= WRITTEN EXERCISE =
Each entry must be reproduced precisely as it stands.

** Start of INPUT ROWS **

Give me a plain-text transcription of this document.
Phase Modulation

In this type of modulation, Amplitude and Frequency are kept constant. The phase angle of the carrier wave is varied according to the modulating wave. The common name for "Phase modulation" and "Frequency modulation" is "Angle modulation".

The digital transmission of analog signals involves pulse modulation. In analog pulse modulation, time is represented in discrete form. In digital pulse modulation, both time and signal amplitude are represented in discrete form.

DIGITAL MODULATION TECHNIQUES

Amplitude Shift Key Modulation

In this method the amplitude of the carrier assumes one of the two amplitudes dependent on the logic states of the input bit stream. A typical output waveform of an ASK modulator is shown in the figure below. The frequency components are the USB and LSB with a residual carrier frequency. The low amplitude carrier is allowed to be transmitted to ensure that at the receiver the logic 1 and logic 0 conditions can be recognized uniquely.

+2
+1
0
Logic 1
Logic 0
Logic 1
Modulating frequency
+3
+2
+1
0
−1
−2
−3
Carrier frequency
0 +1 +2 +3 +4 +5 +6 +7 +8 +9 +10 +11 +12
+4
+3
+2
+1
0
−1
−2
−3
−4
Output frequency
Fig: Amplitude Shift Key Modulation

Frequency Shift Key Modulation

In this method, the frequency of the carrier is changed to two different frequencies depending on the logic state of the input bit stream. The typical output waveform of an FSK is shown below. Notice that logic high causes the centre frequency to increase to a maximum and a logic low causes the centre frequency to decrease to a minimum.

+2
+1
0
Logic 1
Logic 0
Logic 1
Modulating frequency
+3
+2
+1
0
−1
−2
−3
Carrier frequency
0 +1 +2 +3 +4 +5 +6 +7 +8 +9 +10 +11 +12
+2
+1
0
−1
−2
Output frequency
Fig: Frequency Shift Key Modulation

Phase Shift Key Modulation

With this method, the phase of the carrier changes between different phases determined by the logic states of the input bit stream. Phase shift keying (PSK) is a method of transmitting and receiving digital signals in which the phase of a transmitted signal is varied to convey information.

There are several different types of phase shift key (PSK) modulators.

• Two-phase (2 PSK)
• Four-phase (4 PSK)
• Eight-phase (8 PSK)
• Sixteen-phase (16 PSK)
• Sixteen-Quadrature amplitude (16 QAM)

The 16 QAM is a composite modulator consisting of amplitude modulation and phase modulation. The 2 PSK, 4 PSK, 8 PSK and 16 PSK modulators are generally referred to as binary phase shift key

** End of INPUT ROWS **

= THE RESULT =
Give me a plain-text transcription of this document.
Phase Modulation

In this type of modulation, Amplitude and Frequency are kept constant. The phase angle of the carrier wave is varied according to the modulating wave. The common name for "Phase modulation" and "Frequency modulation" is "Angle modulation".

The digital transmission of analog signals involves pulse modulation. In analog pulse modulation, time is represented in discrete form. In digital pulse modulation, both time and signal amplitude are represented in discrete form.

DIGITAL MODULATION TECHNIQUES

Amplitude Shift Key Modulation

In this method the amplitude of the carrier assumes one of the two amplitudes dependent on the logic states of the input bit stream. A typical output waveform of an ASK modulator is shown in the figure below. The frequency components are the USB and LSB with a residual carrier frequency. The low amplitude carrier is allowed to be transmitted to ensure that at the receiver the logic 1 and logic 0 conditions can be recognized uniquely.

+2
+1
0
Logic 1
Logic 0
Logic 1
Modulating frequency
+3
+2
+1
0
−1
−2
−3
Carrier frequency
0 +1 +2 +3 +4 +5 +6 +7 +8 +9 +10 +11 +12
+4
+3
+2
+1
0
−1
−2
−3
−4
Output frequency
Fig: Amplitude Shift Key Modulation

Frequency Shift Key Modulation

In this method, the frequency of the carrier is changed to two different frequencies depending on the logic state of the input bit stream. The typical output waveform of an FSK is shown below. Notice that logic high causes the centre frequency to increase to a maximum and a logic low causes the centre frequency to decrease to a minimum.

+2
+1
0
Logic 1
Logic 0
Logic 1
Modulating frequency
+3
+2
+1
0
−1
−2
−3
Carrier frequency
0 +1 +2 +3 +4 +5 +6 +7 +8 +9 +10 +11 +12
+2
+1
0
−1
−2
Output frequency
Fig: Frequency Shift Key Modulation

Phase Shift Key Modulation

With this method, the phase of the carrier changes between different phases determined by the logic states of the input bit stream. Phase shift keying (PSK) is a method of transmitting and receiving digital signals in which the phase of a transmitted signal is varied to convey information.

There are several different types of phase shift key (PSK) modulators.

• Two-phase (2 PSK)
• Four-phase (4 PSK)
• Eight-phase (8 PSK)
• Sixteen-phase (16 PSK)
• Sixteen-Quadrature amplitude (16 QAM)

The 16 QAM is a composite modulator consisting of amplitude modulation and phase modulation. The 2 PSK, 4 PSK, 8 PSK and 16 PSK modulators are generally referred to as binary phase shift key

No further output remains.